## Written task
In the entries that follow, find the word "screenshot" and report each line it is on.

%%

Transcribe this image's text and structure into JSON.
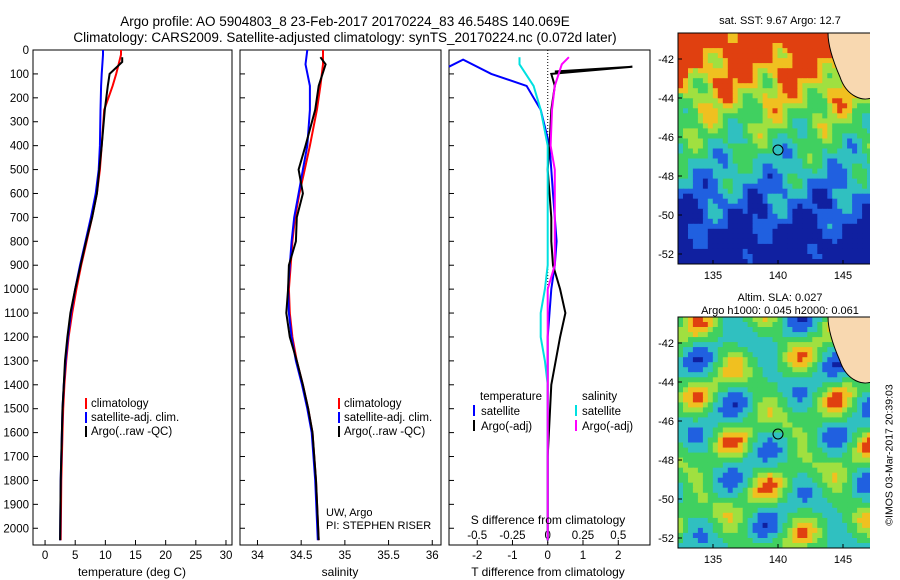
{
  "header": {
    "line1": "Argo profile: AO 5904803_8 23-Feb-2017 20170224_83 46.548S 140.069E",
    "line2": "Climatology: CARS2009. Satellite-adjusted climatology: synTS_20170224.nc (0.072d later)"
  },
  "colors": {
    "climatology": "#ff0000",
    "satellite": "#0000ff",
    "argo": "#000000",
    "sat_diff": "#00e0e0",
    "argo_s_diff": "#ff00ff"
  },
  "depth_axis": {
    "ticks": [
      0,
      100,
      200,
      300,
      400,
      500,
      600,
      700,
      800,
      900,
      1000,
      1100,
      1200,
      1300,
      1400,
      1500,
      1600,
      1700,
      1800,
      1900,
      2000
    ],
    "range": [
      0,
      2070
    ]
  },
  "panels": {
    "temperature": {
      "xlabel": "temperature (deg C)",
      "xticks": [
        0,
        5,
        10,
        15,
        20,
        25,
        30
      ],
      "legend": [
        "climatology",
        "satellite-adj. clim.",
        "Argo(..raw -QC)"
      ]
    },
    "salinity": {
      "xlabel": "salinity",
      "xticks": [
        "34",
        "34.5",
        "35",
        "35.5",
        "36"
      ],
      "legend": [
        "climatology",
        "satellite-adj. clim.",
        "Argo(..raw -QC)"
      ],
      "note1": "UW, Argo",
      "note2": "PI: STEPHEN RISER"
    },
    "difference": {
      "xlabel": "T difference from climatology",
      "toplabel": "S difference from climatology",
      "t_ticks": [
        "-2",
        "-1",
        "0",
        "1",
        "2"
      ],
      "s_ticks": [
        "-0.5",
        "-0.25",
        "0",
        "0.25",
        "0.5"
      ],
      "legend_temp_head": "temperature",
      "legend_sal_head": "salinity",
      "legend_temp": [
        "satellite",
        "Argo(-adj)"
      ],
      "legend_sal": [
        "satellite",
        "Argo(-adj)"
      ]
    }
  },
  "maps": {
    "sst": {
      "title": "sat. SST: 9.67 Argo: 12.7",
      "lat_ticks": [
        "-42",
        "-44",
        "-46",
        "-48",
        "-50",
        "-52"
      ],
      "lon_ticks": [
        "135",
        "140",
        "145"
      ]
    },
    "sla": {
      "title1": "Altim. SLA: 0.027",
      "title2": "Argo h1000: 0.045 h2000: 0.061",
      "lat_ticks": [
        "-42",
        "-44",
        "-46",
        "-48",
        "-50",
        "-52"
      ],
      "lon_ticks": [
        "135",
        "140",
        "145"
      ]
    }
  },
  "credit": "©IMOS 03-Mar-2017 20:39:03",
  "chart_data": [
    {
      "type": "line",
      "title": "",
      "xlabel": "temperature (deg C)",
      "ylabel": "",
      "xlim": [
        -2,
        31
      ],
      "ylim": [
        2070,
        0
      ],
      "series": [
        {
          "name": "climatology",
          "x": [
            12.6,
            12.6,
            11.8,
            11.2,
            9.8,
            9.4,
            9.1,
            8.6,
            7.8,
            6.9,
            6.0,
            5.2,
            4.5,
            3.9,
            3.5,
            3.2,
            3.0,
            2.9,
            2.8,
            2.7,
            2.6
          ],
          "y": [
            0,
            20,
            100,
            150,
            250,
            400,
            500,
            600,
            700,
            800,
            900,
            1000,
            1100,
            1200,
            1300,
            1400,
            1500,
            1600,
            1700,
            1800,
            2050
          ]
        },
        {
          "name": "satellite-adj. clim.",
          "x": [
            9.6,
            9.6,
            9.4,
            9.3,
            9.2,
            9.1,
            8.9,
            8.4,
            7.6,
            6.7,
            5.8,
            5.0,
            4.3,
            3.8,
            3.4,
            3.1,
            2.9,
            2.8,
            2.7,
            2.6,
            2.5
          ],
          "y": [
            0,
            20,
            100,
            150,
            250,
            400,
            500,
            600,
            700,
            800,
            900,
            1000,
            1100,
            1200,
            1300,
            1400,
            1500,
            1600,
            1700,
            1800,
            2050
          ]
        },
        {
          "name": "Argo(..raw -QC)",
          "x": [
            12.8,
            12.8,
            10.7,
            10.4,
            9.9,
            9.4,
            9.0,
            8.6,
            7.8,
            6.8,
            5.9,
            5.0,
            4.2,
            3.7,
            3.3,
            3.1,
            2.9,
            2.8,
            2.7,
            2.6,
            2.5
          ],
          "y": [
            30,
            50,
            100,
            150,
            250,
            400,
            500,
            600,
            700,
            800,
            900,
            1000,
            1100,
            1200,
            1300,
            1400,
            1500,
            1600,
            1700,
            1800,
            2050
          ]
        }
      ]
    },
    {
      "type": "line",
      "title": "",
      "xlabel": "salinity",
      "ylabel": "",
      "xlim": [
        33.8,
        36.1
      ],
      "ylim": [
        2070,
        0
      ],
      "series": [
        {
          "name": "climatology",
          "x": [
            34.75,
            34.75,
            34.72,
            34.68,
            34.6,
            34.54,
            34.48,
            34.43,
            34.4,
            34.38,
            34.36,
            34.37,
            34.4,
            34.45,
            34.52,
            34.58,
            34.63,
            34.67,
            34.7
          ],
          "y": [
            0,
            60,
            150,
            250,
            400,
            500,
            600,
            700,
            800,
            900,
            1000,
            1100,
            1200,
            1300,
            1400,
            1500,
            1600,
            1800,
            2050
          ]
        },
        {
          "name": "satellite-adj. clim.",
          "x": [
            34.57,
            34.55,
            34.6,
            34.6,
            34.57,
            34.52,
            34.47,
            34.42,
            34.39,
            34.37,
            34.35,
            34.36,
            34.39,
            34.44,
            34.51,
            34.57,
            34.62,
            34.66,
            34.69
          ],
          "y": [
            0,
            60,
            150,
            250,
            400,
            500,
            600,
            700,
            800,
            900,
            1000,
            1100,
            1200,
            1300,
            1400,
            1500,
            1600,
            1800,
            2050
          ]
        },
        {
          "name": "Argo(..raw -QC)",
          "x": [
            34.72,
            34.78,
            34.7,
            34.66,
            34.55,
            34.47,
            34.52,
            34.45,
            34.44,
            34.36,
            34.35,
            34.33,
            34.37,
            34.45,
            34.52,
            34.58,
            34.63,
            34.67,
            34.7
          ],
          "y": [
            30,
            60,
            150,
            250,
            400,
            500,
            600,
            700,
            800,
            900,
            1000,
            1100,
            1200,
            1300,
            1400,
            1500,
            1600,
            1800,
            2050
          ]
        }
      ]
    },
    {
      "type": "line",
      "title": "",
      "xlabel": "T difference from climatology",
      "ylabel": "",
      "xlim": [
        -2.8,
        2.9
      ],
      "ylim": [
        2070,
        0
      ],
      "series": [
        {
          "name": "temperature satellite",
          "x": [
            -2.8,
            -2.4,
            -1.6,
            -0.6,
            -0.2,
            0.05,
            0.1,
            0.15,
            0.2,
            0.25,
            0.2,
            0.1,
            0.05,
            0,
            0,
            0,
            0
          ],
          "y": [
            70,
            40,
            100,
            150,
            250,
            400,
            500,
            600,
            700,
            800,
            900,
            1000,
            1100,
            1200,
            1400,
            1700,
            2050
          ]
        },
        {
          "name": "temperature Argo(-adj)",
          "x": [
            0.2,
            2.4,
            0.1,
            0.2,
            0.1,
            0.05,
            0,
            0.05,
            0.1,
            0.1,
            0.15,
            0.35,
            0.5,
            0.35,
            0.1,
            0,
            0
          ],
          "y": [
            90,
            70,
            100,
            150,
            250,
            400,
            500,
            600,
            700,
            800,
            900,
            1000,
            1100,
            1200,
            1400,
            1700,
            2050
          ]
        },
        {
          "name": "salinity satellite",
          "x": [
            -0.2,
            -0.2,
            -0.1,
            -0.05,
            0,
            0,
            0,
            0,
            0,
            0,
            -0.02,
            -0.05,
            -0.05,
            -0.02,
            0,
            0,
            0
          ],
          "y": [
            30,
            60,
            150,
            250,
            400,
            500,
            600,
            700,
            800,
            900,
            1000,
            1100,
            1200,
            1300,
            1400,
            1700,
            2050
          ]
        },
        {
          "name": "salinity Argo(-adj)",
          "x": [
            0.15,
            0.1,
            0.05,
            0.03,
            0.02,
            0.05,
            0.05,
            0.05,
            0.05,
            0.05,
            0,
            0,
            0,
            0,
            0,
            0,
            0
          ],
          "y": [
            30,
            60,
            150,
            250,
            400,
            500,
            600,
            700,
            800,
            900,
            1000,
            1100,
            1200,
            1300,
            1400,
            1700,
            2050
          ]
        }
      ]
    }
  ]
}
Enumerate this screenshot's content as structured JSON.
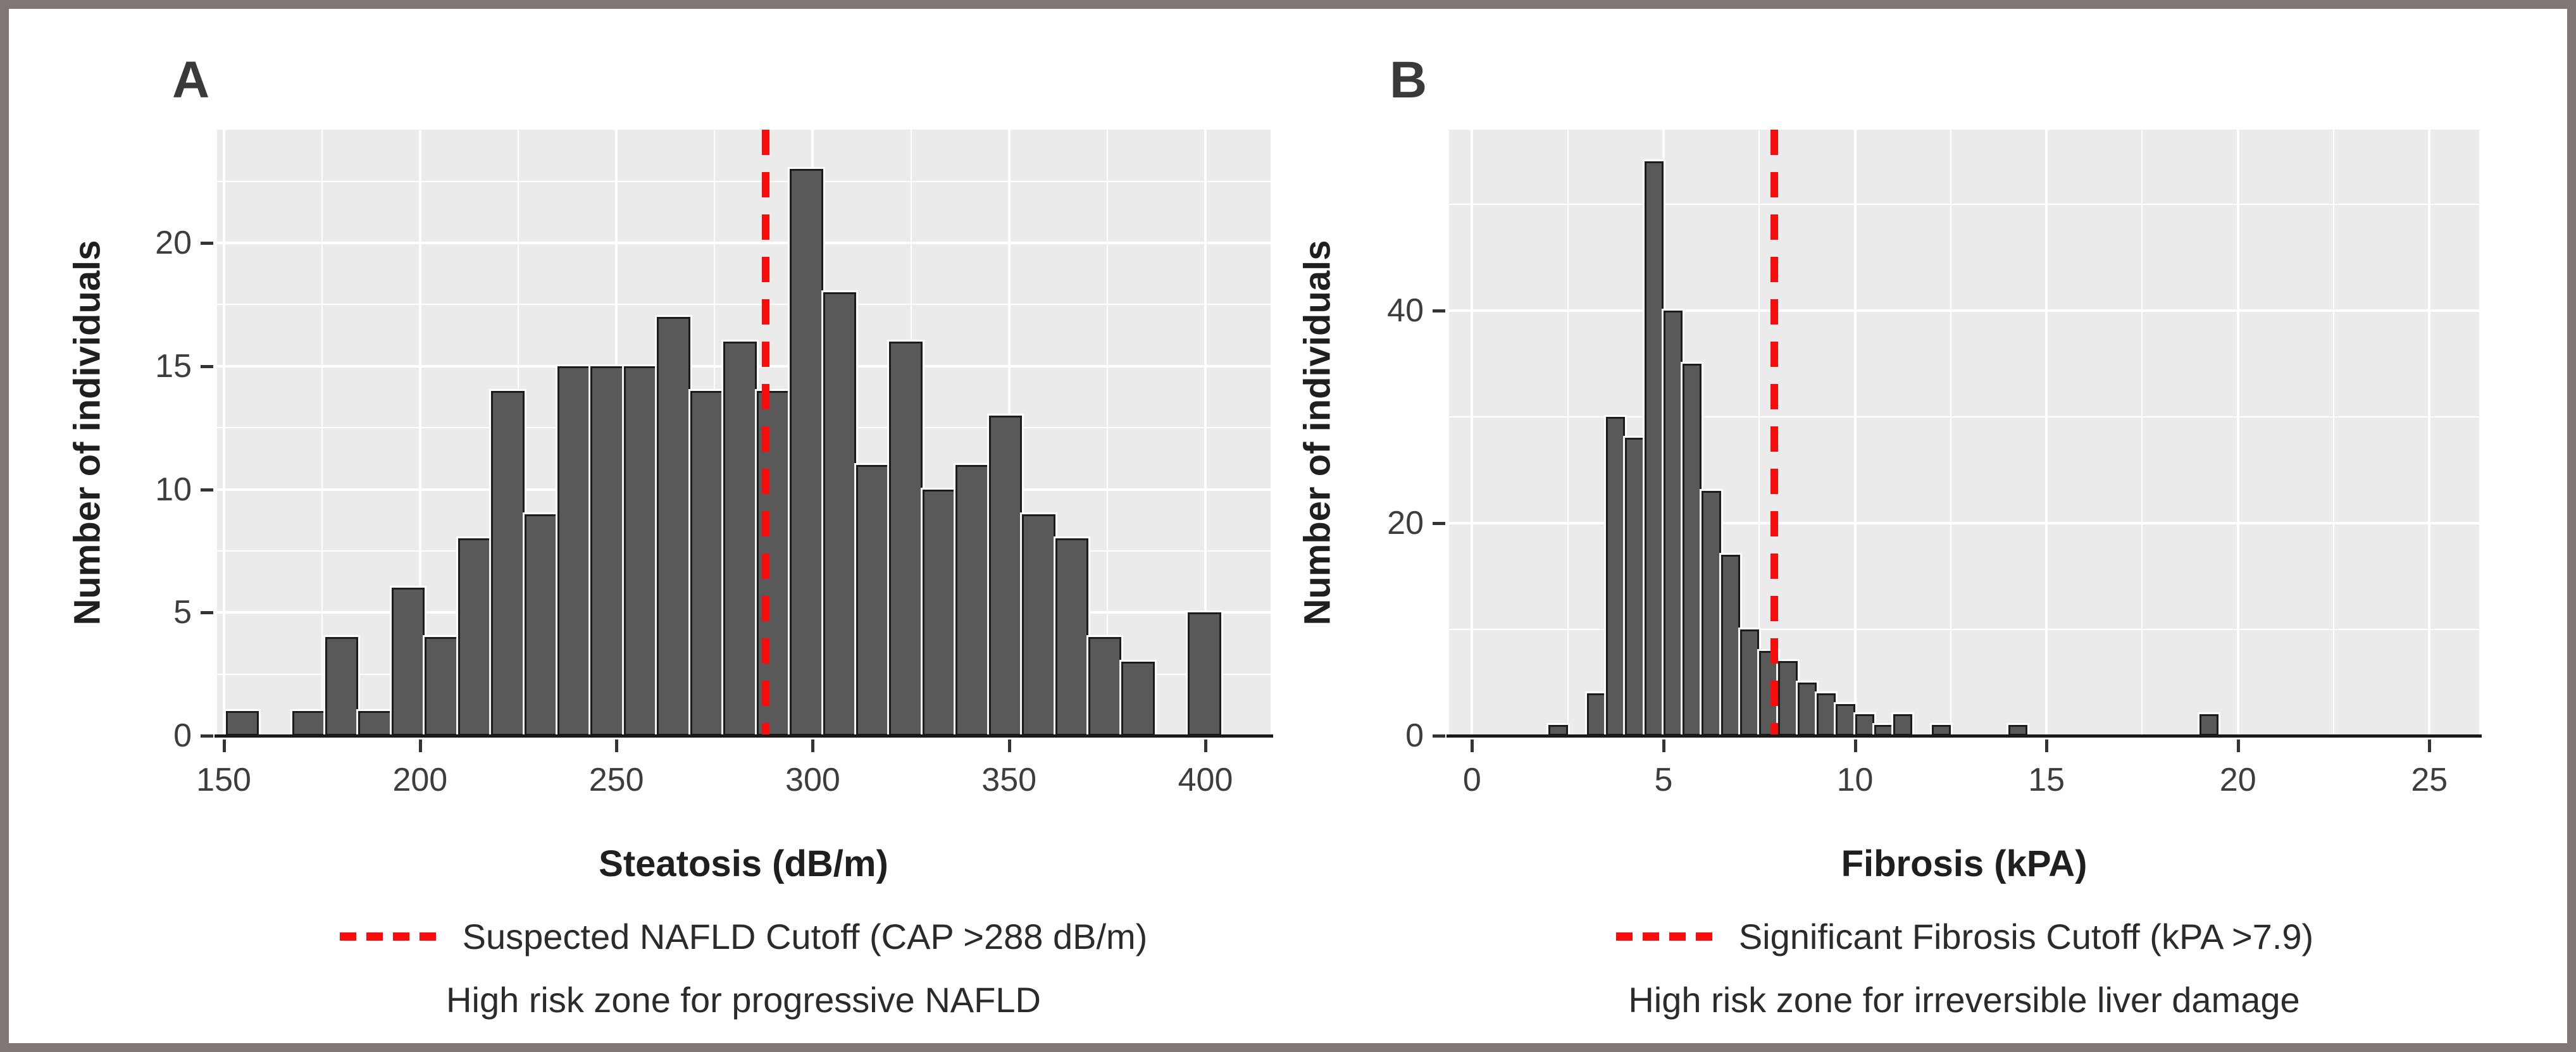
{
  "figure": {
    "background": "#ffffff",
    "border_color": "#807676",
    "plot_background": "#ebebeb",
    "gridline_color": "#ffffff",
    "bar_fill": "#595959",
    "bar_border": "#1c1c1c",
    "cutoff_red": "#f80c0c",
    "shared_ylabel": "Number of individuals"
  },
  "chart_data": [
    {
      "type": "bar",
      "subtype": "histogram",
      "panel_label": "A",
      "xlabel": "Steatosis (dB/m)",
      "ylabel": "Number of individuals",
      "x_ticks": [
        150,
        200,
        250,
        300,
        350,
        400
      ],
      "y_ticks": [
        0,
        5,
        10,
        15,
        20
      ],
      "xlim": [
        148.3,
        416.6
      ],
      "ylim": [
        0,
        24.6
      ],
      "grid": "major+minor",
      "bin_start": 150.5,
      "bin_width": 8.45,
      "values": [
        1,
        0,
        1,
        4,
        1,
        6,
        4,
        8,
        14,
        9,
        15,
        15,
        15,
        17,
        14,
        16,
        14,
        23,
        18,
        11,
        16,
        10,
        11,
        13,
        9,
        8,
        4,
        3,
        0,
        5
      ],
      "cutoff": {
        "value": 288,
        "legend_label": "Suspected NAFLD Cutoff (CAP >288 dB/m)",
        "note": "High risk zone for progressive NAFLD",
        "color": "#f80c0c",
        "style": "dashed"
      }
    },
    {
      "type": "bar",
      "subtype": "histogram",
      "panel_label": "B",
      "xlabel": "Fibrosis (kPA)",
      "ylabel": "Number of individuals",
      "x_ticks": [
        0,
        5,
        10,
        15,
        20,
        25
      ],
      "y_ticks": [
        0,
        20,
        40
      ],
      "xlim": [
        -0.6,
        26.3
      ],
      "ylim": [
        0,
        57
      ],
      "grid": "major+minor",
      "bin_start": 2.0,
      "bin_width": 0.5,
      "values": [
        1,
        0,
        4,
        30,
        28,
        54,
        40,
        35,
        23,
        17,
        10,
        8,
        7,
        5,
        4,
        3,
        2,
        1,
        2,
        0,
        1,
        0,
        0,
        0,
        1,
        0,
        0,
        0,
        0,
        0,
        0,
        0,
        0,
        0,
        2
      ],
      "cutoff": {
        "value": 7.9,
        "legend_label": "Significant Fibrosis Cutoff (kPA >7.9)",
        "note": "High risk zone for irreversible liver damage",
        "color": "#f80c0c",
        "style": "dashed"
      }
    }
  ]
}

%%
%%

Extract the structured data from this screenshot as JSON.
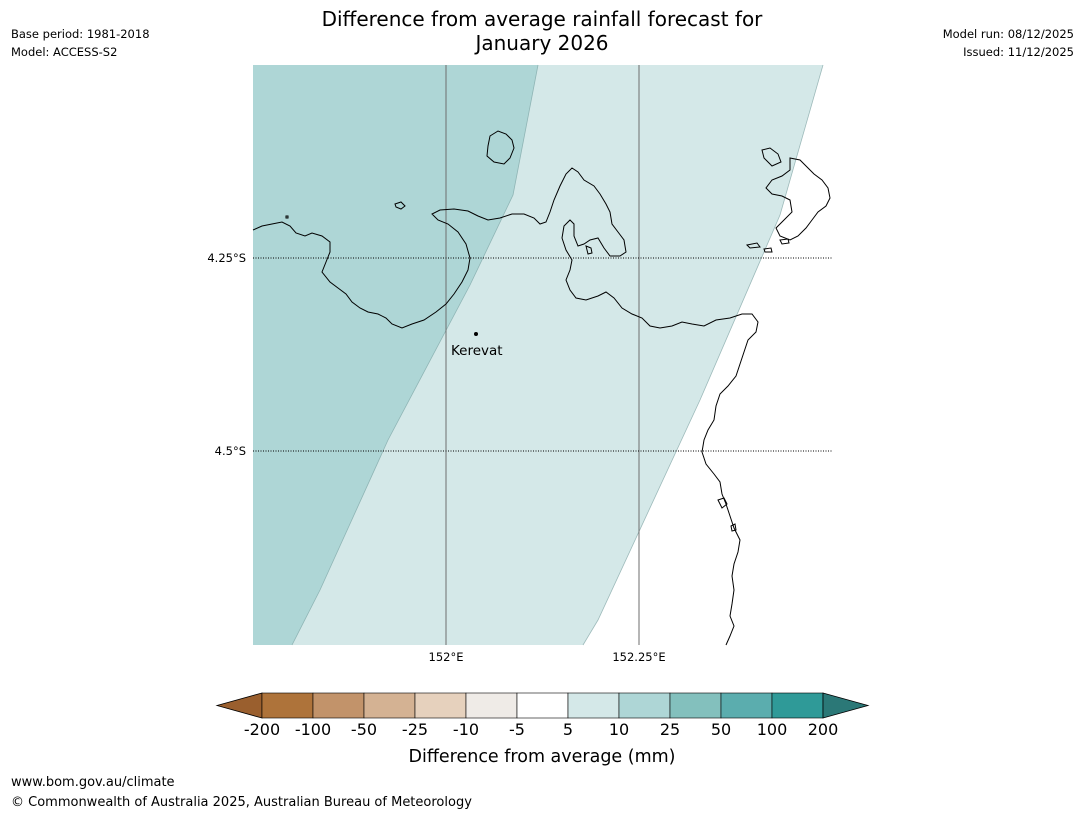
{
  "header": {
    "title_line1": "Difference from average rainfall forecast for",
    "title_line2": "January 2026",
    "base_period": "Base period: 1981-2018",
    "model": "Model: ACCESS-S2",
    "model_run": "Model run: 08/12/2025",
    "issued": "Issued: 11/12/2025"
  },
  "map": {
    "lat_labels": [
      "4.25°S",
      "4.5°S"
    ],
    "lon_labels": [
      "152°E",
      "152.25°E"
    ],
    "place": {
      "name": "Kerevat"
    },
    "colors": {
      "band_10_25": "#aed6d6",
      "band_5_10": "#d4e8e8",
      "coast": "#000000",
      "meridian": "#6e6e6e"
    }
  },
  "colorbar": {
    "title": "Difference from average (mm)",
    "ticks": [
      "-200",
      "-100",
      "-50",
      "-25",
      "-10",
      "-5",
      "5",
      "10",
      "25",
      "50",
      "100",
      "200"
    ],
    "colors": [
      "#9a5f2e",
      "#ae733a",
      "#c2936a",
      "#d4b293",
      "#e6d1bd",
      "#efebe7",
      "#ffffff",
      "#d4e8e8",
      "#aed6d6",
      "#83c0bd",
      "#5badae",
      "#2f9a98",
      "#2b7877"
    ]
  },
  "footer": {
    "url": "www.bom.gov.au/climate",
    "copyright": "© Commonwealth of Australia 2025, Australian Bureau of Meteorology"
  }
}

%%

## Task solution
Enumerate this screenshot's content as structured JSON.
Extract the structured data from this screenshot as JSON.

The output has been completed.